(Stored records)
# # #

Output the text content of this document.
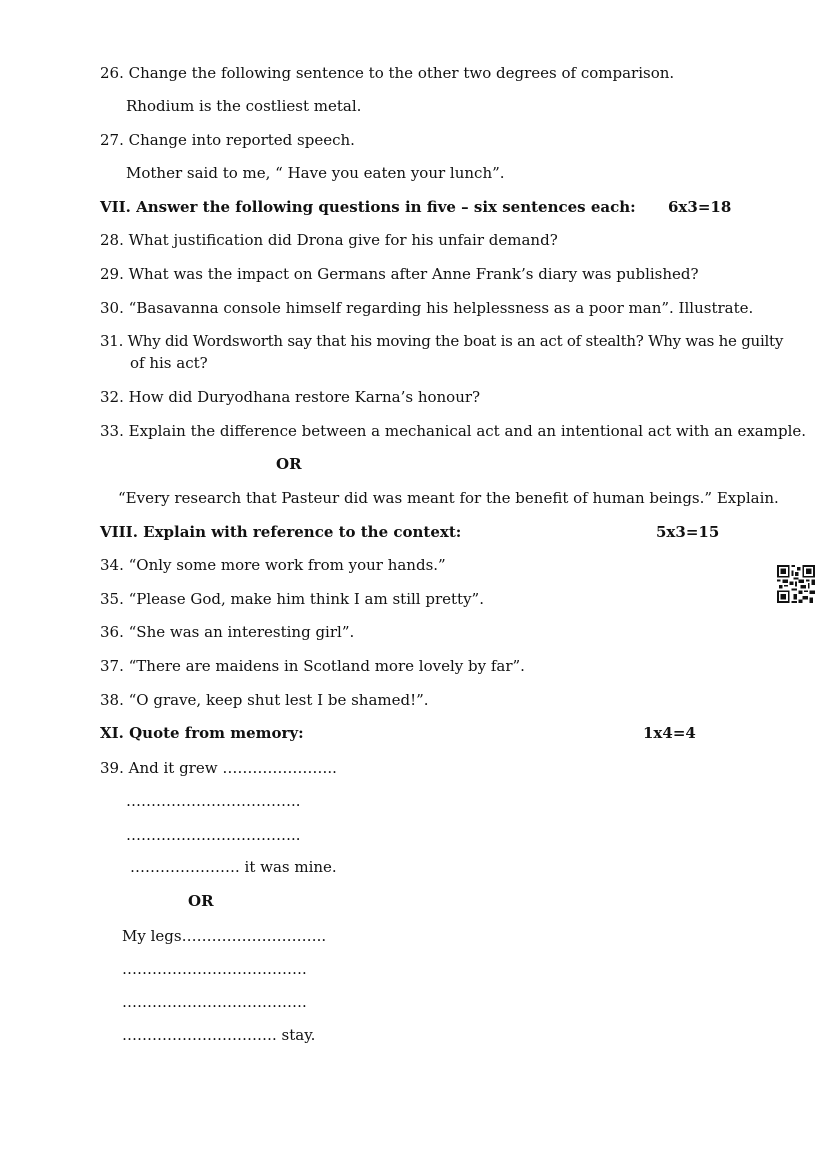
26. Change the following sentence to the other two degrees of comparison.
Rhodium is the costliest metal.
27. Change into reported speech.
Mother said to me, “ Have you eaten your lunch”.
VII. Answer the following questions in five – six sentences each: 6x3=18
28. What justification did Drona give for his unfair demand?
29. What was the impact on Germans after Anne Frank’s diary was published?
30. “Basavanna console himself regarding his helplessness as a poor man”. Illustrate.
31. Why did Wordsworth say that his moving the boat is an act of stealth? Why was he guilty
of his act?
32. How did Duryodhana restore Karna’s honour?
33. Explain the difference between a mechanical act and an intentional act with an example.
OR
“Every research that Pasteur did was meant for the benefit of human beings.” Explain.
VIII. Explain with reference to the context:	5x3=15
34. “Only some more work from your hands.”
35. “Please God, make him think I am still pretty”.
36. “She was an interesting girl”.
37. “There are maidens in Scotland more lovely by far”.
38. “O grave, keep shut lest I be shamed!”.
XI. Quote from memory:	1x4=4
39. And it grew …………………..
……………………………..
……………………………..
…………………. it was mine.
OR
My legs………………………..
……………………………….
……………………………….
…………………………. stay.
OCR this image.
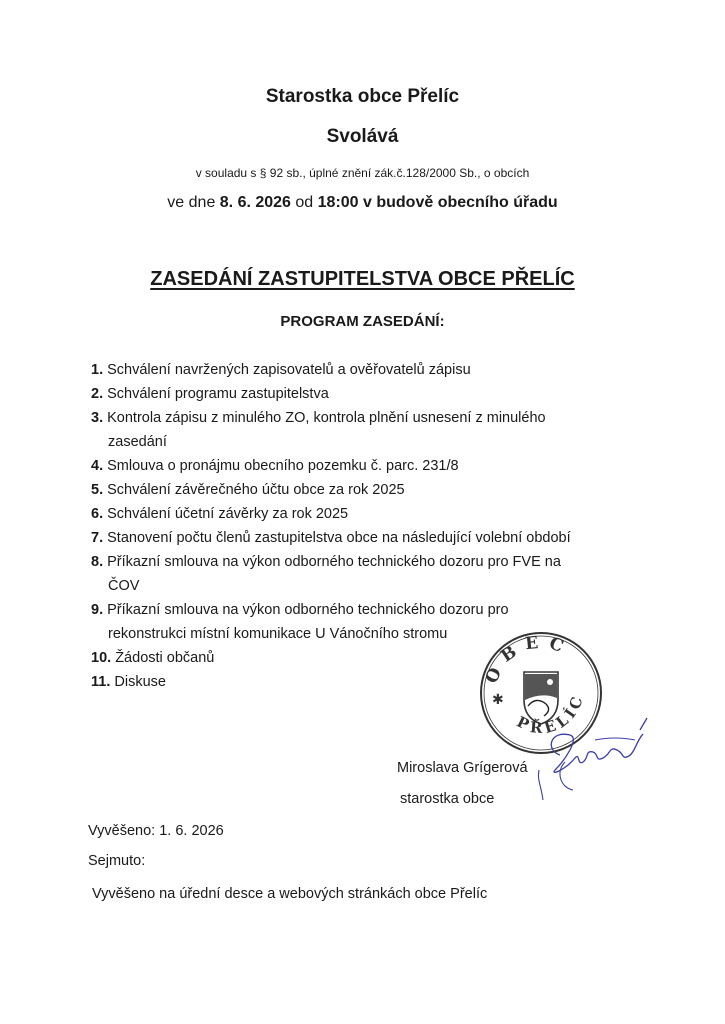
Starostka obce Přelíc
Svolává
v souladu s § 92 sb., úplné znění zák.č.128/2000 Sb., o obcích
ve dne 8. 6. 2026 od 18:00 v budově obecního úřadu
ZASEDÁNÍ ZASTUPITELSTVA OBCE PŘELÍC
PROGRAM ZASEDÁNÍ:
1. Schválení navržených zapisovatelů a ověřovatelů zápisu
2. Schválení programu zastupitelstva
3. Kontrola zápisu z minulého ZO, kontrola plnění usnesení z minulého
zasedání
4. Smlouva o pronájmu obecního pozemku č. parc. 231/8
5. Schválení závěrečného účtu obce za rok 2025
6. Schválení účetní závěrky za rok 2025
7. Stanovení počtu členů zastupitelstva obce na následující volební období
8. Příkazní smlouva na výkon odborného technického dozoru pro FVE na
ČOV
9. Příkazní smlouva na výkon odborného technického dozoru pro
rekonstrukci místní komunikace U Vánočního stromu
10. Žádosti občanů
11. Diskuse	OBEC
PŘELÍC
✱
Miroslava Grígerová
starostka obce
Vyvěšeno: 1. 6. 2026
Sejmuto:
Vyvěšeno na úřední desce a webových stránkách obce Přelíc
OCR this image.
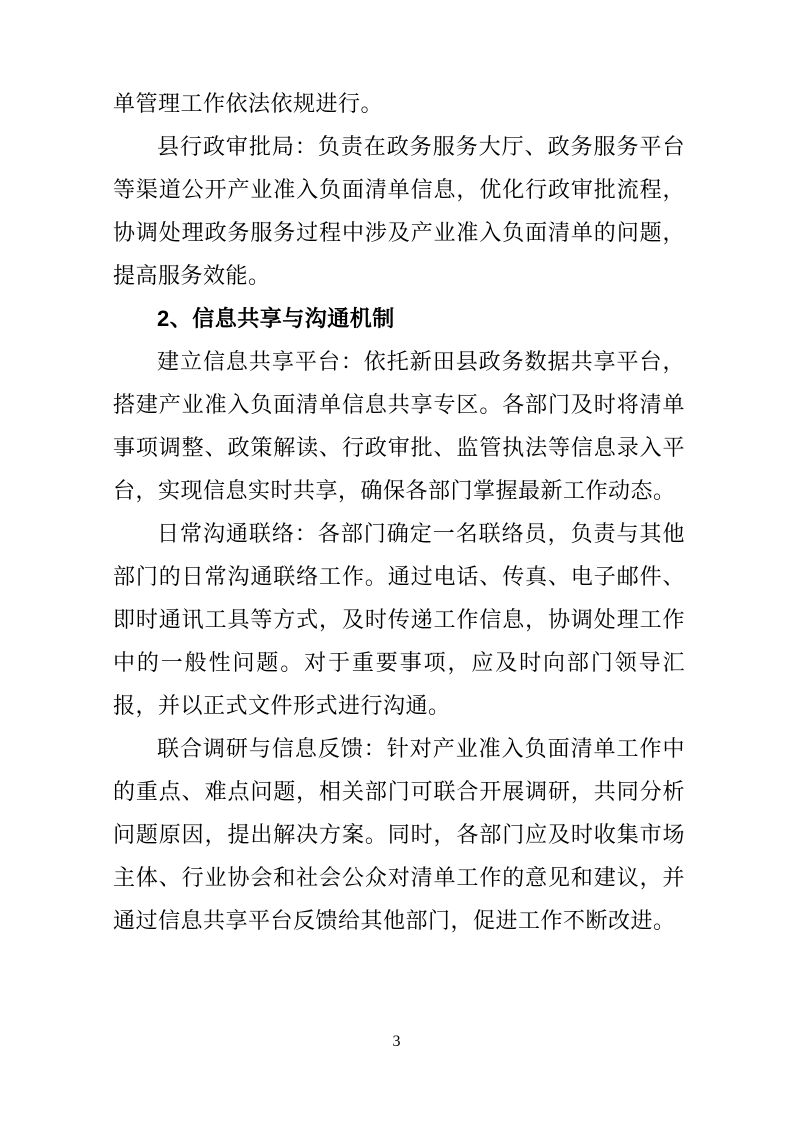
单管理工作依法依规进行。

县行政审批局：负责在政务服务大厅、政务服务平台等渠道公开产业准入负面清单信息，优化行政审批流程，协调处理政务服务过程中涉及产业准入负面清单的问题，提高服务效能。

2、信息共享与沟通机制

建立信息共享平台：依托新田县政务数据共享平台，搭建产业准入负面清单信息共享专区。各部门及时将清单事项调整、政策解读、行政审批、监管执法等信息录入平台，实现信息实时共享，确保各部门掌握最新工作动态。

日常沟通联络：各部门确定一名联络员，负责与其他部门的日常沟通联络工作。通过电话、传真、电子邮件、即时通讯工具等方式，及时传递工作信息，协调处理工作中的一般性问题。对于重要事项，应及时向部门领导汇报，并以正式文件形式进行沟通。

联合调研与信息反馈：针对产业准入负面清单工作中的重点、难点问题，相关部门可联合开展调研，共同分析问题原因，提出解决方案。同时，各部门应及时收集市场主体、行业协会和社会公众对清单工作的意见和建议，并通过信息共享平台反馈给其他部门，促进工作不断改进。

3
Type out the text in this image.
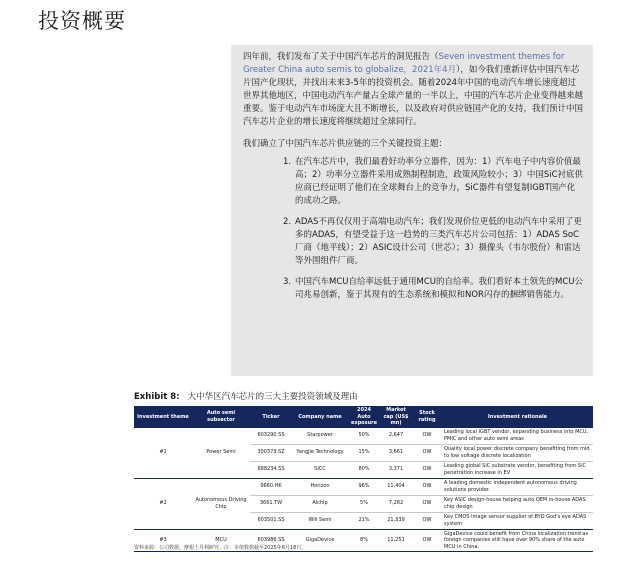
投资概要

四年前，我们发布了关于中国汽车芯片的洞见报告（Seven investment themes for Greater China auto semis to globalize，2021年4月），如今我们重新评估中国汽车芯片国产化现状，并找出未来3-5年的投资机会。随着2024年中国的电动汽车增长速度超过世界其他地区，中国电动汽车产量占全球产量的一半以上，中国的汽车芯片企业变得越来越重要。鉴于电动汽车市场庞大且不断增长，以及政府对供应链国产化的支持，我们预计中国汽车芯片企业的增长速度将继续超过全球同行。

我们确立了中国汽车芯片供应链的三个关键投资主题：

1. 在汽车芯片中，我们最看好功率分立器件，因为：1）汽车电子中内容价值最高；2）功率分立器件采用成熟制程制造，政策风险较小；3）中国SiC衬底供应商已经证明了他们在全球舞台上的竞争力，SiC器件有望复制IGBT国产化的成功之路。
2. ADAS不再仅仅用于高端电动汽车；我们发现价位更低的电动汽车中采用了更多的ADAS，有望受益于这一趋势的三类汽车芯片公司包括：1）ADAS SoC厂商（地平线）；2）ASIC设计公司（世芯）；3）摄像头（韦尔股份）和雷达等外围组件厂商。
3. 中国汽车MCU自给率远低于通用MCU的自给率。我们看好本土领先的MCU公司兆易创新，鉴于其现有的生态系统和模拟和NOR闪存的捆绑销售能力。
Exhibit 8: 大中华区汽车芯片的三大主要投资领域及理由
Investment theme	Auto semi subsector	Ticker	Company name	2024 Auto exposure	Market cap (US$ mn)	Stock rating	Investment rationale
#1	Power Semi	603290.SS	Starpower	50%	2,647	OW	Leading local IGBT vendor, expanding business into MCU, PMIC and other auto semi areas
		300373.SZ	Yangjie Technology	15%	3,661	OW	Quality local power discrete company benefiting from mid to low voltage discrete localization
		688234.SS	SICC	80%	3,371	OW	Leading global SiC substrate vendor, benefiting from SiC penetration increase in EV
#2	Autonomous Driving Chip	9660.HK	Horizon	96%	11,404	OW	A leading domestic independent autonomous driving solutions provider.
		3661.TW	Alchip	5%	7,282	OW	Key ASIC design-house helping auto OEM in-house ADAS chip design
		603501.SS	Will Semi	21%	21,339	OW	Key CMOS image sensor supplier of BYD God's eye ADAS system
#3	MCU	603986.SS	GigaDevice	8%	11,251	OW	GigaDevice could benefit from China localization trend as foreign companies still have over 90% share of the auto MCU in China.
资料来源：公司数据，摩根士丹利研究。注：市值数据截至2025年6月18日。
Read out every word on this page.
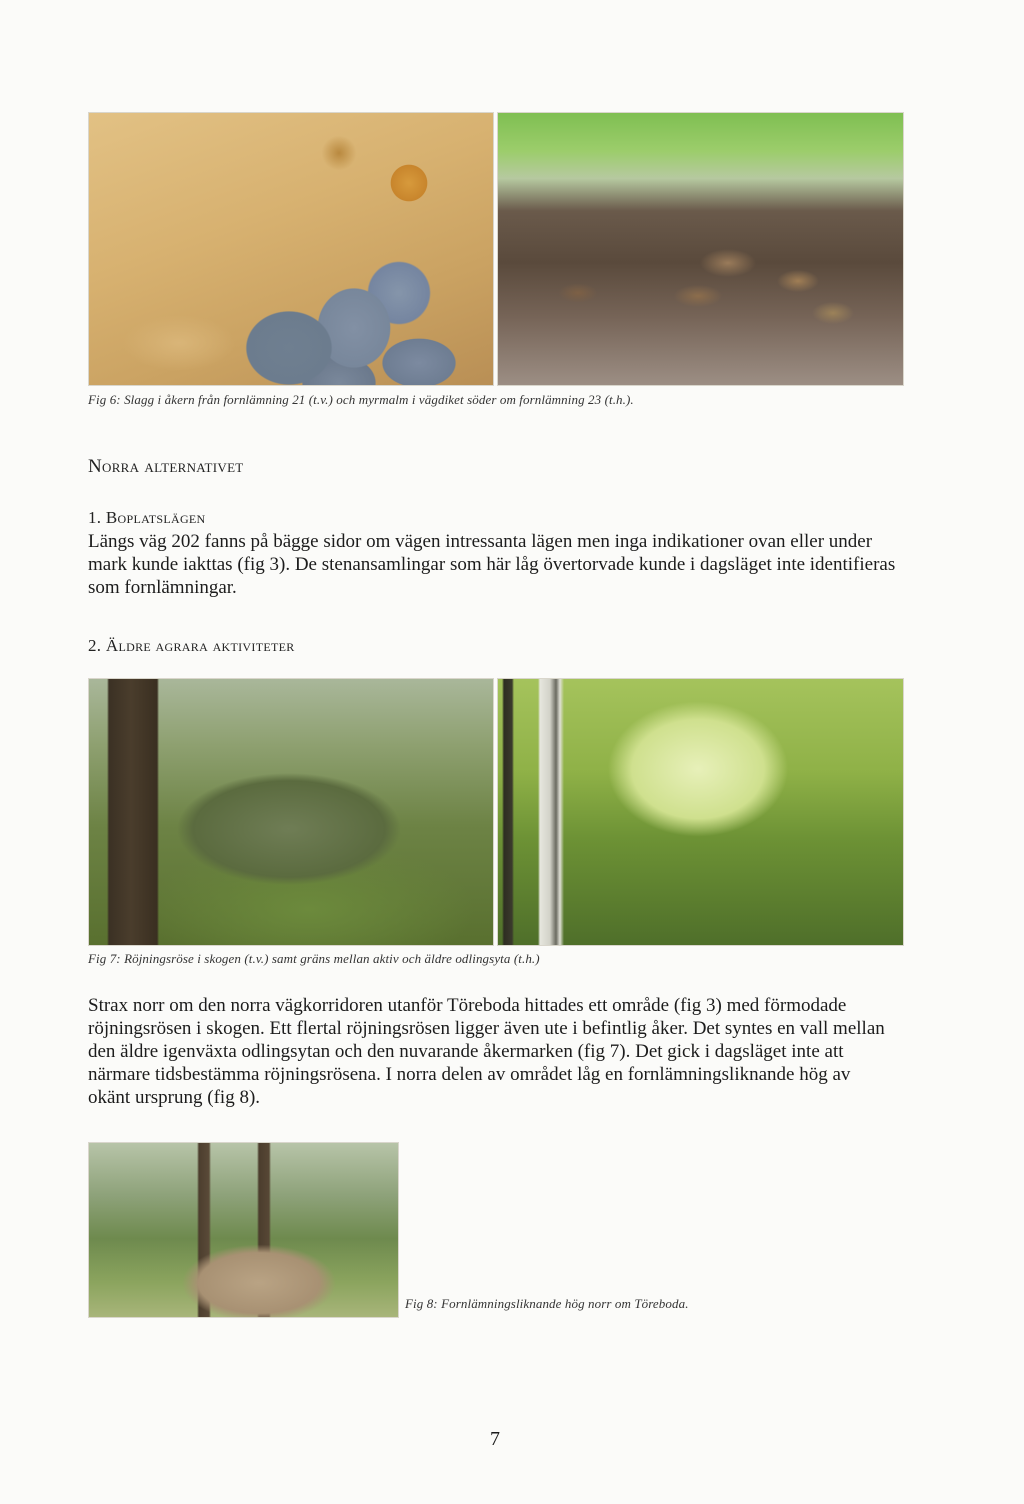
Fig 6: Slagg i åkern från fornlämning 21 (t.v.) och myrmalm i vägdiket söder om fornlämning 23 (t.h.).
Norra alternativet
1. Boplatslägen

Längs väg 202 fanns på bägge sidor om vägen intressanta lägen men inga indikationer ovan eller under mark kunde iakttas (fig 3). De stenansamlingar som här låg övertorvade kunde i dagsläget inte identifieras som fornlämningar.

2. Äldre agrara aktiviteter
Fig 7: Röjningsröse i skogen (t.v.) samt gräns mellan aktiv och äldre odlingsyta (t.h.)

Strax norr om den norra vägkorridoren utanför Töreboda hittades ett område (fig 3) med förmodade röjningsrösen i skogen. Ett flertal röjningsrösen ligger även ute i befintlig åker. Det syntes en vall mellan den äldre igenväxta odlingsytan och den nuvarande åkermarken (fig 7). Det gick i dagsläget inte att närmare tidsbestämma röjningsrösena. I norra delen av området låg en fornlämningsliknande hög av okänt ursprung (fig 8).

Fig 8: Fornlämningsliknande hög norr om Töreboda.
7
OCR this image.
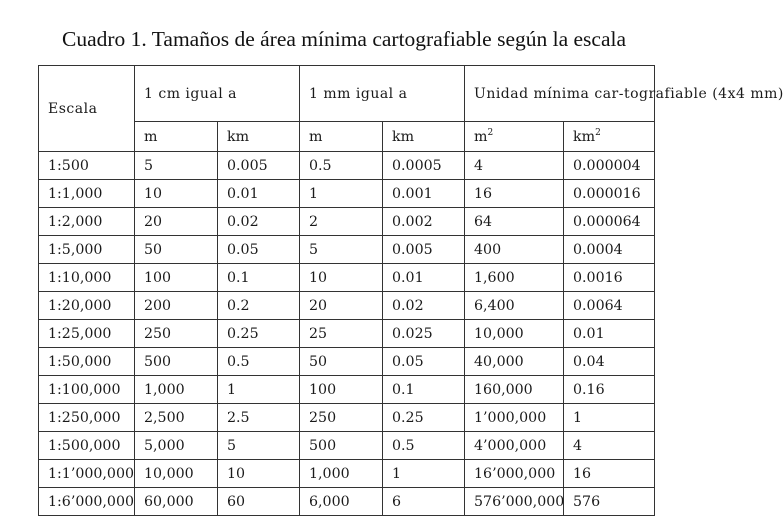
Cuadro 1. Tamaños de área mínima cartografiable según la escala
Escala	1 cm igual a		1 mm igual a		Unidad mínima car-tografiable (4x4 mm)	
	m	km	m	km	$m^2$	$km^2$
1:500	5	0.005	0.5	0.0005	4	0.000004
1:1,000	10	0.01	1	0.001	16	0.000016
1:2,000	20	0.02	2	0.002	64	0.000064
1:5,000	50	0.05	5	0.005	400	0.0004
1:10,000	100	0.1	10	0.01	1,600	0.0016
1:20,000	200	0.2	20	0.02	6,400	0.0064
1:25,000	250	0.25	25	0.025	10,000	0.01
1:50,000	500	0.5	50	0.05	40,000	0.04
1:100,000	1,000	1	100	0.1	160,000	0.16
1:250,000	2,500	2.5	250	0.25	1’000,000	1
1:500,000	5,000	5	500	0.5	4’000,000	4
1:1’000,000	10,000	10	1,000	1	16’000,000	16
1:6’000,000	60,000	60	6,000	6	576’000,000	576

# # #

§ **REQUIRED TASK**
Go through the listing above and list every line that has the word "technického".

§ **SOLUTION FOR THIS EXERCISE**
8. Příkazní smlouva na výkon odborného technického dozoru pro FVE na
9. Příkazní smlouva na výkon odborného technického dozoru pro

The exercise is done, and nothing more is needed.